## [Problem]
Write out the listing in full, matching it word for word.

## [Data records]
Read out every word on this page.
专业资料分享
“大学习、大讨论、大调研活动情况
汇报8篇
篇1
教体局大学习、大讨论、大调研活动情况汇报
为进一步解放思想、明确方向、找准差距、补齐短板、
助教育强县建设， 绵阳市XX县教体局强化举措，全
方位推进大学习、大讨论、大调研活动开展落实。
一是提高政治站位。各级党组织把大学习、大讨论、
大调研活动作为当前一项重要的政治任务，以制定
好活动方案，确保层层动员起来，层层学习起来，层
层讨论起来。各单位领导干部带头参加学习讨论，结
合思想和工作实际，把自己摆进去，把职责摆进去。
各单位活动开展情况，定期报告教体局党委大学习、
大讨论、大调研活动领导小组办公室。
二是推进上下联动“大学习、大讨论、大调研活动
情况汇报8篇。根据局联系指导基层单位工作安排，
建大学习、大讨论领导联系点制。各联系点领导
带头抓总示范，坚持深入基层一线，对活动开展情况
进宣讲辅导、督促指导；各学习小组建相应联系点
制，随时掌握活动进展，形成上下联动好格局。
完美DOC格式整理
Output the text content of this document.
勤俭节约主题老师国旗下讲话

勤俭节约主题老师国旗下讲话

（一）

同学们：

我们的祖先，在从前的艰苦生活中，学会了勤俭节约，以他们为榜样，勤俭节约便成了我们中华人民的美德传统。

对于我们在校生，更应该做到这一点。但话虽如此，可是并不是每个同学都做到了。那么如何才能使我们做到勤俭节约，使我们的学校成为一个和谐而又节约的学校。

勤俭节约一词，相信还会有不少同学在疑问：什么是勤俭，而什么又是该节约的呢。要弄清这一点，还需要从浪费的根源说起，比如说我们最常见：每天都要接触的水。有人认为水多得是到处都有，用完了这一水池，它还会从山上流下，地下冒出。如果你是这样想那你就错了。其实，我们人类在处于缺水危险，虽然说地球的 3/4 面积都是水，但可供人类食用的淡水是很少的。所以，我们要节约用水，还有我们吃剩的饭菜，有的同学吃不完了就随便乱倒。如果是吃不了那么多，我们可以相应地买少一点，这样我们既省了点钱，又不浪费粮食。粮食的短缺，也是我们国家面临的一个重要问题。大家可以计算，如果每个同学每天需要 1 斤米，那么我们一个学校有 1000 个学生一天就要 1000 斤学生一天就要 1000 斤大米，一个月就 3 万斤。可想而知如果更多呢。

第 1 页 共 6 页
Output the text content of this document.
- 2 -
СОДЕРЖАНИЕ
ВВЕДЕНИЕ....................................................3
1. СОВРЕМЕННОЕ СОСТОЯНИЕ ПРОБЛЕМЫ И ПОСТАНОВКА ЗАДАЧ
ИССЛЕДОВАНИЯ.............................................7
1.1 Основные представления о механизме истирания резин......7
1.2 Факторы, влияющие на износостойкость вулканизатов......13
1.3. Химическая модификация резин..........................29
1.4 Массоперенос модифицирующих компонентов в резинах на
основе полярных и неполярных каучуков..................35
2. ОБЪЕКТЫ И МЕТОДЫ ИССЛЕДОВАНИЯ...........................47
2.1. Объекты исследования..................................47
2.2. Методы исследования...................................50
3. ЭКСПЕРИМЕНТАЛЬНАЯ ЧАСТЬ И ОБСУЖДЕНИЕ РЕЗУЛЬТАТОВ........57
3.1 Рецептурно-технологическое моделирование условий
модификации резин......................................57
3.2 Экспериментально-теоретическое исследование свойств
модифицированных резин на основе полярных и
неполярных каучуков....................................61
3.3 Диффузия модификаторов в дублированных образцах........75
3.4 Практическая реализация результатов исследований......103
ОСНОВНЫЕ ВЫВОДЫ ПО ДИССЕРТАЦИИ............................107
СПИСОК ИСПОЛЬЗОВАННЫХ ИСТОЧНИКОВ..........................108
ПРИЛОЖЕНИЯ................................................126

## [Correct response]
Read out every word on this page.
专业资料分享
“大学习、大讨论、大调研活动情况
汇报8篇
篇1
教体局大学习、大讨论、大调研活动情况汇报
为进一步解放思想、明确方向、找准差距、补齐短板、
助教育强县建设， 绵阳市XX县教体局强化举措，全
方位推进大学习、大讨论、大调研活动开展落实。
一是提高政治站位。各级党组织把大学习、大讨论、
大调研活动作为当前一项重要的政治任务，以制定
好活动方案，确保层层动员起来，层层学习起来，层
层讨论起来。各单位领导干部带头参加学习讨论，结
合思想和工作实际，把自己摆进去，把职责摆进去。
各单位活动开展情况，定期报告教体局党委大学习、
大讨论、大调研活动领导小组办公室。
二是推进上下联动“大学习、大讨论、大调研活动
情况汇报8篇。根据局联系指导基层单位工作安排，
建大学习、大讨论领导联系点制。各联系点领导
带头抓总示范，坚持深入基层一线，对活动开展情况
进宣讲辅导、督促指导；各学习小组建相应联系点
制，随时掌握活动进展，形成上下联动好格局。
完美DOC格式整理
Output the text content of this document.
勤俭节约主题老师国旗下讲话

勤俭节约主题老师国旗下讲话

（一）

同学们：

我们的祖先，在从前的艰苦生活中，学会了勤俭节约，以他们为榜样，勤俭节约便成了我们中华人民的美德传统。

对于我们在校生，更应该做到这一点。但话虽如此，可是并不是每个同学都做到了。那么如何才能使我们做到勤俭节约，使我们的学校成为一个和谐而又节约的学校。

勤俭节约一词，相信还会有不少同学在疑问：什么是勤俭，而什么又是该节约的呢。要弄清这一点，还需要从浪费的根源说起，比如说我们最常见：每天都要接触的水。有人认为水多得是到处都有，用完了这一水池，它还会从山上流下，地下冒出。如果你是这样想那你就错了。其实，我们人类在处于缺水危险，虽然说地球的 3/4 面积都是水，但可供人类食用的淡水是很少的。所以，我们要节约用水，还有我们吃剩的饭菜，有的同学吃不完了就随便乱倒。如果是吃不了那么多，我们可以相应地买少一点，这样我们既省了点钱，又不浪费粮食。粮食的短缺，也是我们国家面临的一个重要问题。大家可以计算，如果每个同学每天需要 1 斤米，那么我们一个学校有 1000 个学生一天就要 1000 斤学生一天就要 1000 斤大米，一个月就 3 万斤。可想而知如果更多呢。

第 1 页 共 6 页
Output the text content of this document.
- 2 -
СОДЕРЖАНИЕ
ВВЕДЕНИЕ....................................................3
1. СОВРЕМЕННОЕ СОСТОЯНИЕ ПРОБЛЕМЫ И ПОСТАНОВКА ЗАДАЧ
ИССЛЕДОВАНИЯ.............................................7
1.1 Основные представления о механизме истирания резин......7
1.2 Факторы, влияющие на износостойкость вулканизатов......13
1.3. Химическая модификация резин..........................29
1.4 Массоперенос модифицирующих компонентов в резинах на
основе полярных и неполярных каучуков..................35
2. ОБЪЕКТЫ И МЕТОДЫ ИССЛЕДОВАНИЯ...........................47
2.1. Объекты исследования..................................47
2.2. Методы исследования...................................50
3. ЭКСПЕРИМЕНТАЛЬНАЯ ЧАСТЬ И ОБСУЖДЕНИЕ РЕЗУЛЬТАТОВ........57
3.1 Рецептурно-технологическое моделирование условий
модификации резин......................................57
3.2 Экспериментально-теоретическое исследование свойств
модифицированных резин на основе полярных и
неполярных каучуков....................................61
3.3 Диффузия модификаторов в дублированных образцах........75
3.4 Практическая реализация результатов исследований......103
ОСНОВНЫЕ ВЫВОДЫ ПО ДИССЕРТАЦИИ............................107
СПИСОК ИСПОЛЬЗОВАННЫХ ИСТОЧНИКОВ..........................108
ПРИЛОЖЕНИЯ................................................126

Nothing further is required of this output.